Figure dataset records:
——————
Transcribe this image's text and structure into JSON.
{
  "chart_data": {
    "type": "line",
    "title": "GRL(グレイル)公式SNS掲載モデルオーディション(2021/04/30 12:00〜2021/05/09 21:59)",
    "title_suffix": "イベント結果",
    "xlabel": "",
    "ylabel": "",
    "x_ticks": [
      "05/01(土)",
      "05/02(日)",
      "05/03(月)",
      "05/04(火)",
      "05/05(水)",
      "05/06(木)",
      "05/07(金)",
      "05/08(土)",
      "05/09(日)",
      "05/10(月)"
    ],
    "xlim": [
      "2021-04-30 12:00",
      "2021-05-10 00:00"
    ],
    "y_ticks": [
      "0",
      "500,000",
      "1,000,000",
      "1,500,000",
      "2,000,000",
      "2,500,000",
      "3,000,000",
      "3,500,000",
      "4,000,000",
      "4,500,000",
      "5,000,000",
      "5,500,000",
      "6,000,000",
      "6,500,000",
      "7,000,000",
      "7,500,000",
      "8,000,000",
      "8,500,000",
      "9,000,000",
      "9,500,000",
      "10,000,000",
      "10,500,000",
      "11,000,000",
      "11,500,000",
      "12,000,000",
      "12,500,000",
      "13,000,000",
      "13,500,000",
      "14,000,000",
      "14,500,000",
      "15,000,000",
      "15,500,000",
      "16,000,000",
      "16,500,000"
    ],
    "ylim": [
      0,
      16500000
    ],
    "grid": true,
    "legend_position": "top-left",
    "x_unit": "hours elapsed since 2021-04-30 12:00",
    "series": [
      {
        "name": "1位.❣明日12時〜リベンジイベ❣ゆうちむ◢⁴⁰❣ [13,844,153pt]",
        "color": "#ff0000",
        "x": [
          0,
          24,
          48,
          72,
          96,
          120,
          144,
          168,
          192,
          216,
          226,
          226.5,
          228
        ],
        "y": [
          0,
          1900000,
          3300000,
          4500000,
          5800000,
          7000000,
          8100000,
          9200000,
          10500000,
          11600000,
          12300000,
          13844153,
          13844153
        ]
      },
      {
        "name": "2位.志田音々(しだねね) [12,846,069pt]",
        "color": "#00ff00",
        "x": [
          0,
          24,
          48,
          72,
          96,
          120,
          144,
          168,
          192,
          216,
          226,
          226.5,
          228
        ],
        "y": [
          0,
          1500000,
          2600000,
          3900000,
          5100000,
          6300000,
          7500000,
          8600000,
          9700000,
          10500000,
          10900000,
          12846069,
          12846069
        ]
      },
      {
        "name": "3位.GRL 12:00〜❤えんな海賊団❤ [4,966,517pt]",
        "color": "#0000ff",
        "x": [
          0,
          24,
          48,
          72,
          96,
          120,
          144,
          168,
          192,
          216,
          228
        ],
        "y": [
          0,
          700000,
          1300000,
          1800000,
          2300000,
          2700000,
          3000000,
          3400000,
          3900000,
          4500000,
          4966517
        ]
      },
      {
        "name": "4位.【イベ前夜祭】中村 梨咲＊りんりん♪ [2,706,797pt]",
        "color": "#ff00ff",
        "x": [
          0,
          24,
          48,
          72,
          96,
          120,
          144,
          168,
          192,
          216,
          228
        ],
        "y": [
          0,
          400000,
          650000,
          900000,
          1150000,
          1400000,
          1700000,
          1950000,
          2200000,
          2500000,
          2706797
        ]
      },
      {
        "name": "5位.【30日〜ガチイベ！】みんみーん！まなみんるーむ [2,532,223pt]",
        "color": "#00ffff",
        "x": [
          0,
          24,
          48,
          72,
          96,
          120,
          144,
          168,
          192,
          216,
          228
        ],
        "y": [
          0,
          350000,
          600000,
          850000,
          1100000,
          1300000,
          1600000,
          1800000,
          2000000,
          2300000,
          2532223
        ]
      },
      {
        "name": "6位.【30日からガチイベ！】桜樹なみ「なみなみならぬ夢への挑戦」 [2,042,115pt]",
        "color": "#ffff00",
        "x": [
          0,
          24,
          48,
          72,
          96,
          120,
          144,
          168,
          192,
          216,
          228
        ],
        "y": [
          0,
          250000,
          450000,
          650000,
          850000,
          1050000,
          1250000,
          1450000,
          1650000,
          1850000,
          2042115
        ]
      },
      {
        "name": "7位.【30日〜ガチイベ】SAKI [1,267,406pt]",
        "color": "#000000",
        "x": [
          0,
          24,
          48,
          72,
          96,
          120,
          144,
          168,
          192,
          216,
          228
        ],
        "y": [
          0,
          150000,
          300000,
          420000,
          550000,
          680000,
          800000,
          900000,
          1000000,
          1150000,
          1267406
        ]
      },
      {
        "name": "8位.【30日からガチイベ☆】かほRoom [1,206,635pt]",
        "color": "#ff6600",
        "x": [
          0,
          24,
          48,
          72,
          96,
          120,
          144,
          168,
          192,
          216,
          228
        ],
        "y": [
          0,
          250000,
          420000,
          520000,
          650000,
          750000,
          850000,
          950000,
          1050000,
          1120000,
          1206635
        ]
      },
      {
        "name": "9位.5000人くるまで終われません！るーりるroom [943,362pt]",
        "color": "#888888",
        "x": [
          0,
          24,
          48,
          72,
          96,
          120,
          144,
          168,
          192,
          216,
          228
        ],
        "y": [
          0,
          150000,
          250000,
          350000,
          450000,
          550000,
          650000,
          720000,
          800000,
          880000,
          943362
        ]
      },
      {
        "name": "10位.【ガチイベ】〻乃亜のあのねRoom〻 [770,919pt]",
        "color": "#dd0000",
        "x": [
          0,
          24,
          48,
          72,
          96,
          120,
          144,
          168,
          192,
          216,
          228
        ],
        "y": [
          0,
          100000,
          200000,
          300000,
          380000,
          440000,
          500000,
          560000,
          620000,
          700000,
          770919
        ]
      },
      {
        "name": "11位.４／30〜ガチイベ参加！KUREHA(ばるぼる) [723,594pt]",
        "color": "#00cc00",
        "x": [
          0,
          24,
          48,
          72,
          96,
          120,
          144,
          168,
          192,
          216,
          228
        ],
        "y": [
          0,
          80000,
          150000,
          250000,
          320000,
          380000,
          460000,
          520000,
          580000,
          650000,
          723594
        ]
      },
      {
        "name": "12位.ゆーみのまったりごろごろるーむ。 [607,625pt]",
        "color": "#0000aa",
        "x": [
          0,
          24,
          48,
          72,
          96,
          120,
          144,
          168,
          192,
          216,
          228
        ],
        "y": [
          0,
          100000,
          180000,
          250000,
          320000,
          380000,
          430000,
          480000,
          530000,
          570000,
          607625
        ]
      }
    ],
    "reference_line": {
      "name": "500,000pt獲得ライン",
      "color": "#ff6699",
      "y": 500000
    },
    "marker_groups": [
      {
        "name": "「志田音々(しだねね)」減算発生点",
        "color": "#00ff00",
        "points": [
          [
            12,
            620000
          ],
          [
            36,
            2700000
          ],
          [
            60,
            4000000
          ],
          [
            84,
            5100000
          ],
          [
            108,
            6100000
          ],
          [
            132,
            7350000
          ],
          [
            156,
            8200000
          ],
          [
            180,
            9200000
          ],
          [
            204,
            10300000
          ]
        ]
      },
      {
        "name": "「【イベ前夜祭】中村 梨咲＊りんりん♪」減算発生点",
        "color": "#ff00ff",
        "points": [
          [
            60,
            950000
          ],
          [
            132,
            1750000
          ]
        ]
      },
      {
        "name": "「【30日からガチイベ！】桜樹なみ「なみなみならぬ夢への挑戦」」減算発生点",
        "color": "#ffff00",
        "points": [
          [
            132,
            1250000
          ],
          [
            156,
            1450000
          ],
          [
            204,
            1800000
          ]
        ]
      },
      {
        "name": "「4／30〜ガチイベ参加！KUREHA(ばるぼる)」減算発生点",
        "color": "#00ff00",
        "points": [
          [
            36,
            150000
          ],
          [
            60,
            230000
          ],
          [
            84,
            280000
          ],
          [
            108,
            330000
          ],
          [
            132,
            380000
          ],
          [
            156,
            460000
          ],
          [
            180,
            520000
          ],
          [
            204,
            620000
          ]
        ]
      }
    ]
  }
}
——————
Task instructions:
Copy every line of the records above that holds the word "桜樹なみ".

Exercise response:
        "name": "6位.【30日からガチイベ！】桜樹なみ「なみなみならぬ夢への挑戦」 [2,042,115pt]",
        "name": "「【30日からガチイベ！】桜樹なみ「なみなみならぬ夢への挑戦」」減算発生点",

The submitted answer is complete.